◆ GIVEN INSTRUCTION:
Count every line in the following entries where the word "object" appears. Give the count alone.

====== INFORMATION GIVEN ======

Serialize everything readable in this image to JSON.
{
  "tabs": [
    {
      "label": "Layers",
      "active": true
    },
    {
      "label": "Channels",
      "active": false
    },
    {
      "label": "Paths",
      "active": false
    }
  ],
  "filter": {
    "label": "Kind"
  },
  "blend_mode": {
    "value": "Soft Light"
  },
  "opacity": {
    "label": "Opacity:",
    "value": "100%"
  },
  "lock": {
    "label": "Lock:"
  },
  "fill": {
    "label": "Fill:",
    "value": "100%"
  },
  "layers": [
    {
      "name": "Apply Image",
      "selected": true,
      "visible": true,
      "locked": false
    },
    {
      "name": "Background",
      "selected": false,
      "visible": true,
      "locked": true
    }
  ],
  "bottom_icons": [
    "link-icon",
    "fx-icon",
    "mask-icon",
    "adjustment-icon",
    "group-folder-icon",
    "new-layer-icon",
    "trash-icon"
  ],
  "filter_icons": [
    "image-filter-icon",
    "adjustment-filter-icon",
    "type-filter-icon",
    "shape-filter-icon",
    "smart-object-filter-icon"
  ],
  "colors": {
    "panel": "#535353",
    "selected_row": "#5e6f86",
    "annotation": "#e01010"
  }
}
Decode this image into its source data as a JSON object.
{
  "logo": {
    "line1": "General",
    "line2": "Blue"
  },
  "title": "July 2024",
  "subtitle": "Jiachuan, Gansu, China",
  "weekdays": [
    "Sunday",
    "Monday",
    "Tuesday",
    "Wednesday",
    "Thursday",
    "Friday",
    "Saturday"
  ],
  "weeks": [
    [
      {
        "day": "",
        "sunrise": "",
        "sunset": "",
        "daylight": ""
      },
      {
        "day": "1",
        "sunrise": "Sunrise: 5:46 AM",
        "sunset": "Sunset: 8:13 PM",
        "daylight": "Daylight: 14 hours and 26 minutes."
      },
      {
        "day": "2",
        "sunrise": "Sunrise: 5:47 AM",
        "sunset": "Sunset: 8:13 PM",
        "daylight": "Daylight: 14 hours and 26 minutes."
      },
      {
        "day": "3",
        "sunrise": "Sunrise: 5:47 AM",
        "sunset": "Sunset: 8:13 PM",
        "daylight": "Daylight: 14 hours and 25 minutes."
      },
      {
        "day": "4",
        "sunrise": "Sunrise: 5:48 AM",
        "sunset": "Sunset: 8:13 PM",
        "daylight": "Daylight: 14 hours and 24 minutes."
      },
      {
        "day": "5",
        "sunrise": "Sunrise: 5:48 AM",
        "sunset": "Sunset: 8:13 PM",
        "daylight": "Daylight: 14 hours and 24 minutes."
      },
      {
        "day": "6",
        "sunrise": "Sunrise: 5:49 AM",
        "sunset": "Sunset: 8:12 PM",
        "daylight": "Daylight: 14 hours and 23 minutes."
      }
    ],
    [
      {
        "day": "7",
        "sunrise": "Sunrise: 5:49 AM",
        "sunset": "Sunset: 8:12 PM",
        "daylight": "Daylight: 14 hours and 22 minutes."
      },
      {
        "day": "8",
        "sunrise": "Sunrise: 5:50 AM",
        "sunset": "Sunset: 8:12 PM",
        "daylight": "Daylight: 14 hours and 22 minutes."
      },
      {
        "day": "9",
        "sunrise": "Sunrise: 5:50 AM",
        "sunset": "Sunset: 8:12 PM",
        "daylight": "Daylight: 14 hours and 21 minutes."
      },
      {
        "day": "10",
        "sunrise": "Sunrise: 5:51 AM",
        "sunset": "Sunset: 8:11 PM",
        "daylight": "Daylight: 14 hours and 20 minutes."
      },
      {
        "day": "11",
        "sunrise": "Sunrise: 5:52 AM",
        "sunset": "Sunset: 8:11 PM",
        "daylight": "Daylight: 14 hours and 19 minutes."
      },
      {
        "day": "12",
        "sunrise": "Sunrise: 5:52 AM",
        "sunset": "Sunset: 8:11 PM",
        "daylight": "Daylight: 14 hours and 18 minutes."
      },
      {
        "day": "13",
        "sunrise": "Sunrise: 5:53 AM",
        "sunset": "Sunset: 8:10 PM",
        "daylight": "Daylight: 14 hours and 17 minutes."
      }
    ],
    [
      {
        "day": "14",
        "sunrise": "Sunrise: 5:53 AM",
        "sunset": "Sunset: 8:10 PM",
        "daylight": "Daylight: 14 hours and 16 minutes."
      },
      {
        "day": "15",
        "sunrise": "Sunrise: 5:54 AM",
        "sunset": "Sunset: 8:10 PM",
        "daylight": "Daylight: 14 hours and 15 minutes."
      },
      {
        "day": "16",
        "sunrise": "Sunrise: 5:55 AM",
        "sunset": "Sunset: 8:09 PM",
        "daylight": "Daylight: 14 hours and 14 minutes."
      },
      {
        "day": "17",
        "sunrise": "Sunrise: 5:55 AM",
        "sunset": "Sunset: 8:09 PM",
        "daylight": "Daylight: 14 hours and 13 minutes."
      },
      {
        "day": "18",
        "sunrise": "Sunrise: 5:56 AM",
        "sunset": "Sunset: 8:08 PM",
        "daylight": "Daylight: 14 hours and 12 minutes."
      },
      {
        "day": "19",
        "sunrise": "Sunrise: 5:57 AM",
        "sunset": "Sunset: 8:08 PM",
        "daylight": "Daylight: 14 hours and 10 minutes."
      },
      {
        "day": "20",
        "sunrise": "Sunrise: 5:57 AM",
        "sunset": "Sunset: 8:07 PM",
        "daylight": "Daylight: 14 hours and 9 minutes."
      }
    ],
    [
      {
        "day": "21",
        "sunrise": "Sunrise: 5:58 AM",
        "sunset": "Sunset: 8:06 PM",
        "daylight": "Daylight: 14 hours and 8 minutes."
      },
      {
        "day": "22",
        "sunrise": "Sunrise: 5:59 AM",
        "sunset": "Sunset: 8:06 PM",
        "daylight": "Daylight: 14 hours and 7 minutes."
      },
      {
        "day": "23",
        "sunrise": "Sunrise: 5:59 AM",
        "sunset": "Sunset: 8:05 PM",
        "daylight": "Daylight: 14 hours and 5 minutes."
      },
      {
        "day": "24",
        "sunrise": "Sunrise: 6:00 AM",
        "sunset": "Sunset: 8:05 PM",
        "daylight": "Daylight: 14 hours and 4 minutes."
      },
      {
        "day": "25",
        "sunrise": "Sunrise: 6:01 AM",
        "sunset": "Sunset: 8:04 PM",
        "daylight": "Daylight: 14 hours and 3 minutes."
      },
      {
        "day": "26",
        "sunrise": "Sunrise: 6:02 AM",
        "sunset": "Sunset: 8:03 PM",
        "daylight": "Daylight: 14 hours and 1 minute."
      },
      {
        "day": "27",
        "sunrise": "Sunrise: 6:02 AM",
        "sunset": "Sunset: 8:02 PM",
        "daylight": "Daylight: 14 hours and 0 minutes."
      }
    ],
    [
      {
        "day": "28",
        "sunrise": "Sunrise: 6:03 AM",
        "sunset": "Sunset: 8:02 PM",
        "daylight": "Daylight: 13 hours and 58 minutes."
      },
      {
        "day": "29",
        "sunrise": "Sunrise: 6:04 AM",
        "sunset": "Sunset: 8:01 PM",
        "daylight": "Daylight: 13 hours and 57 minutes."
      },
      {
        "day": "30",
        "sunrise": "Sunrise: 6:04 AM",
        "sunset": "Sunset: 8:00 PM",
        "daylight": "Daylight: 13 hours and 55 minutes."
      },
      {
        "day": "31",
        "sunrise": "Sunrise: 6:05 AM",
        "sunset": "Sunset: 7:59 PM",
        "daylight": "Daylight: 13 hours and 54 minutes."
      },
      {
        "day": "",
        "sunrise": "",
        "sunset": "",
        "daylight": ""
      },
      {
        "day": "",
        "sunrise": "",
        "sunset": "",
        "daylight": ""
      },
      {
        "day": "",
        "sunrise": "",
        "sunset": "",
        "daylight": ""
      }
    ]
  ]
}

======

◆ TASK RESULT:
2